§ **Exercise goal**
A line counts if it contains the word "ylabel" at least once. State how many such lines the records contain, giving the number alone.

§ **Records supplied**
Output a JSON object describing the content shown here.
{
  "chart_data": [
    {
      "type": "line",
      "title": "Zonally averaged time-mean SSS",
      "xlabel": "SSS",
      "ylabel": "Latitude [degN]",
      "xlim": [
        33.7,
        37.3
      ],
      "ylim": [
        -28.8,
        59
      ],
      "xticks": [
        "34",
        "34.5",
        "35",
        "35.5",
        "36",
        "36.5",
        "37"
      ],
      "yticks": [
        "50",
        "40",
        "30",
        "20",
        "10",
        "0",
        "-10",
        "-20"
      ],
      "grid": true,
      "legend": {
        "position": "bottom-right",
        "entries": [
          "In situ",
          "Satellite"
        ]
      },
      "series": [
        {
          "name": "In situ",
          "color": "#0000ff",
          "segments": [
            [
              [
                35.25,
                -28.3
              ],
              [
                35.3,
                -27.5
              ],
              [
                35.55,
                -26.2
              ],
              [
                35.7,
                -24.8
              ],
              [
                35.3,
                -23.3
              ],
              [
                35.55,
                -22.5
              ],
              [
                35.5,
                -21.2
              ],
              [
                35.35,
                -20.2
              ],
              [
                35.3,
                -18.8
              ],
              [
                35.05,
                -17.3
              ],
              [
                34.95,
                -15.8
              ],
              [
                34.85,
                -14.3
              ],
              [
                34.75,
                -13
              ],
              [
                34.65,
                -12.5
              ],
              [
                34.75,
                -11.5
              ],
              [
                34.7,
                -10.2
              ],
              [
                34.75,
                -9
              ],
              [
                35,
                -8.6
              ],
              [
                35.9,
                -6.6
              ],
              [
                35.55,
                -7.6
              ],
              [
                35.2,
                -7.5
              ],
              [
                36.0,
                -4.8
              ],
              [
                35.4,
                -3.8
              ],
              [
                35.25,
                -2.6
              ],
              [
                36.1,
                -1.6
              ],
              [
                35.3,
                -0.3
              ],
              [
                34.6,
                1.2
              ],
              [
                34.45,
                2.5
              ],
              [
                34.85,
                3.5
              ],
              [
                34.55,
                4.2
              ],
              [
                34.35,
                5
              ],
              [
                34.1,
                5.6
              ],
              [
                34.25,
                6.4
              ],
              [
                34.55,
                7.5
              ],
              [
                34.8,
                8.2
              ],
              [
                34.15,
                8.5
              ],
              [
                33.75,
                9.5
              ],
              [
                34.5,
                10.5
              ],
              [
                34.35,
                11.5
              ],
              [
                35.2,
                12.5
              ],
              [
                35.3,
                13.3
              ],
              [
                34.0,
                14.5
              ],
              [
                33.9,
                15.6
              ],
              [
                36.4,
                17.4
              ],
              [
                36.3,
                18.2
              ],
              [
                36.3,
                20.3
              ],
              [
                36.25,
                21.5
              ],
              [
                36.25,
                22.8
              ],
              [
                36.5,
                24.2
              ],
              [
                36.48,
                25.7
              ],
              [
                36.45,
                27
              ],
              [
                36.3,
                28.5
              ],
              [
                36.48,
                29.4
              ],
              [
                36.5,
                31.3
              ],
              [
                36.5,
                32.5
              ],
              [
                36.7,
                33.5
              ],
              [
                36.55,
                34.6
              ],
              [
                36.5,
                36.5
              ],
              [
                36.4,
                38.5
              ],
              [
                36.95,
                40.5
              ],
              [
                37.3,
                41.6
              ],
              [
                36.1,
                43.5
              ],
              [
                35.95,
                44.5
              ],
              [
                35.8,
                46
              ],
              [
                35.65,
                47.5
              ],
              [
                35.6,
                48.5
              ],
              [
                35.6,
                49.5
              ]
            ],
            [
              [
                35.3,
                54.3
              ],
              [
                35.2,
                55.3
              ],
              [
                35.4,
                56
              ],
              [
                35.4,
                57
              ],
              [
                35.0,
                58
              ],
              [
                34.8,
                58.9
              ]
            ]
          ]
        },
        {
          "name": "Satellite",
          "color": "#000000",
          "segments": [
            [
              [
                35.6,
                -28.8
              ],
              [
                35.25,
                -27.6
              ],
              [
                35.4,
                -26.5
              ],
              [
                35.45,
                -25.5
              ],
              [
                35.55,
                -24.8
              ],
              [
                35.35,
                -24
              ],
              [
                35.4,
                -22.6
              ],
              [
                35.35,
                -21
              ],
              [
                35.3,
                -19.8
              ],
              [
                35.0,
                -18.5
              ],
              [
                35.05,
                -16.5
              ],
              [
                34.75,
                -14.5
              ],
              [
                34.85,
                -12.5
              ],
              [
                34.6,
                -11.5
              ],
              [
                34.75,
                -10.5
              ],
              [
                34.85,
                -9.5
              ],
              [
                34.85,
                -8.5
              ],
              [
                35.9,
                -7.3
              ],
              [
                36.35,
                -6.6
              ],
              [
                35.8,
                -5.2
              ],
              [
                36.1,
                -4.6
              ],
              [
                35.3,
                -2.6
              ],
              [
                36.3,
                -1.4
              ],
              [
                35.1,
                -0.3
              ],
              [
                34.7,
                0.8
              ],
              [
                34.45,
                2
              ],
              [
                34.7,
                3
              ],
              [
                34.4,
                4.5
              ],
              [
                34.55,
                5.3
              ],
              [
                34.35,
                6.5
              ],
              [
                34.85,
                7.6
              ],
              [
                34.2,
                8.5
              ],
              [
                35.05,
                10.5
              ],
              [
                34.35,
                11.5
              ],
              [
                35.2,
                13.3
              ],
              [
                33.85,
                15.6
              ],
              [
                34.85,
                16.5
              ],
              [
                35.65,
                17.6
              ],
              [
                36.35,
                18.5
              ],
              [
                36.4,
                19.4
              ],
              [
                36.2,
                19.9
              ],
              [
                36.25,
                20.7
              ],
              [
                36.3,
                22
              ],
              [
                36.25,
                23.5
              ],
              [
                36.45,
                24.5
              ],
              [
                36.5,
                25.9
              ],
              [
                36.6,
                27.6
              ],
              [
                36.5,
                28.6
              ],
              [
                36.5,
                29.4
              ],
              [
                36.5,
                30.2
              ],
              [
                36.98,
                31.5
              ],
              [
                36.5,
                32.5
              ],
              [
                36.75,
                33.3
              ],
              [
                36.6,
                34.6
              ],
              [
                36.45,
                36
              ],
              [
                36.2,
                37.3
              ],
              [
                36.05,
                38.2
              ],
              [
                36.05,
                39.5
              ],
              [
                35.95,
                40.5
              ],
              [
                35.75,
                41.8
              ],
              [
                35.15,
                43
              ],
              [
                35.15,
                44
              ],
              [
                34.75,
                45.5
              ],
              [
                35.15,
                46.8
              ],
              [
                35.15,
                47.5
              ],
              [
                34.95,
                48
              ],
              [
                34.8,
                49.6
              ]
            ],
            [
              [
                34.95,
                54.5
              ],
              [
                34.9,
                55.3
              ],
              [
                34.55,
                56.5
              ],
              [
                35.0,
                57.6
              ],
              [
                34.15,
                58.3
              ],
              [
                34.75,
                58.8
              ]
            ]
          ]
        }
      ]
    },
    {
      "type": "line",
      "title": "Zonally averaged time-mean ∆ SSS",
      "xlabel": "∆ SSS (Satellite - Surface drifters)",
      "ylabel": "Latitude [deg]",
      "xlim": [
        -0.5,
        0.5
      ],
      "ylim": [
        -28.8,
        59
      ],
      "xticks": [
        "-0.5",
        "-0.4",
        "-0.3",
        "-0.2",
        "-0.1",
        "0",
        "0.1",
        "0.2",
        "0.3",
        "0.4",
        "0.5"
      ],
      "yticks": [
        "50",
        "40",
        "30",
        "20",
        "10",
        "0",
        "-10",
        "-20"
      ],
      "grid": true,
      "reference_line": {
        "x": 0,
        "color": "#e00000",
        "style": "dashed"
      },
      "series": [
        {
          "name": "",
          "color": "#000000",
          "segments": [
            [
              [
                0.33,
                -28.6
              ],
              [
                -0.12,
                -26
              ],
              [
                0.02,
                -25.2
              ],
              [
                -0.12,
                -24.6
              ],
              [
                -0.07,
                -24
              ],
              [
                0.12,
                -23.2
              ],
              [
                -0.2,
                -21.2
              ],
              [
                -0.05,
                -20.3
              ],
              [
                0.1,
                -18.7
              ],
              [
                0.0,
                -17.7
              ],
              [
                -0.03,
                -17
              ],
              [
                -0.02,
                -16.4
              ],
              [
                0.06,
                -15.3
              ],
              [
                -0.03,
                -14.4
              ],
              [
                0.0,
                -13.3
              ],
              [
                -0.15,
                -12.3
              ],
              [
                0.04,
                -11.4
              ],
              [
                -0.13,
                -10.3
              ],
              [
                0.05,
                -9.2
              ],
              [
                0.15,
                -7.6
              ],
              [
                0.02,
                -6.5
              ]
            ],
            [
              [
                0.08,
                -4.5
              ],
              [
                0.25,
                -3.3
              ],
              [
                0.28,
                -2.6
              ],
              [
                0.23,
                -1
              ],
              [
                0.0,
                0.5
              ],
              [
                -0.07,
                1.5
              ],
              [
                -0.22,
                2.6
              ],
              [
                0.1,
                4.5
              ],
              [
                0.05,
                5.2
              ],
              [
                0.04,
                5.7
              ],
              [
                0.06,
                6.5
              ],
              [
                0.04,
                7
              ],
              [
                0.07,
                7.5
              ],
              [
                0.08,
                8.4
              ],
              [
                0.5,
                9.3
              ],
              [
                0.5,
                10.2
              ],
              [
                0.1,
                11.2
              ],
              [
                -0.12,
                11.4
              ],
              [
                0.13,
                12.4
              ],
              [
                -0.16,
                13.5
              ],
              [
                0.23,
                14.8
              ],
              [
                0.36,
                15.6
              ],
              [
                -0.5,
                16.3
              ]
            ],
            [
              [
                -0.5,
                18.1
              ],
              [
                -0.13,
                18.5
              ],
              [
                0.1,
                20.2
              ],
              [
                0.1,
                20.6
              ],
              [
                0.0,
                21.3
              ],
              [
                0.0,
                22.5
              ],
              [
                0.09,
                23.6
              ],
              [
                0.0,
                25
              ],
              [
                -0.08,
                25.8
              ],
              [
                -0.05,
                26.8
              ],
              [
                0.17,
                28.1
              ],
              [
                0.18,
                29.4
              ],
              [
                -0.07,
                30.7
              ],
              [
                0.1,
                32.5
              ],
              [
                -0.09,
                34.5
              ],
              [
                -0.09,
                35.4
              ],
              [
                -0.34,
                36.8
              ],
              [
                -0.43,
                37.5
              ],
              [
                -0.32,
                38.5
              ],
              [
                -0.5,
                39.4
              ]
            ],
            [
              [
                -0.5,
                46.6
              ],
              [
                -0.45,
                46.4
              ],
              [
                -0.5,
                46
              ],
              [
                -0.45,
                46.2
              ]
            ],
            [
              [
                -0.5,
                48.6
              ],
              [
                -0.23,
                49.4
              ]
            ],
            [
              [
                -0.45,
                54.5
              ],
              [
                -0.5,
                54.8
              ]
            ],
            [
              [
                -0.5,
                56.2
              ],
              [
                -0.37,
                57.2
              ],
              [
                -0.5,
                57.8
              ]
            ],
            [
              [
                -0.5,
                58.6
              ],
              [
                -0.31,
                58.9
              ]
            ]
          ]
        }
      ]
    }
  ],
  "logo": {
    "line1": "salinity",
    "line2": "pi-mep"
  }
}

§ **Right answer**
2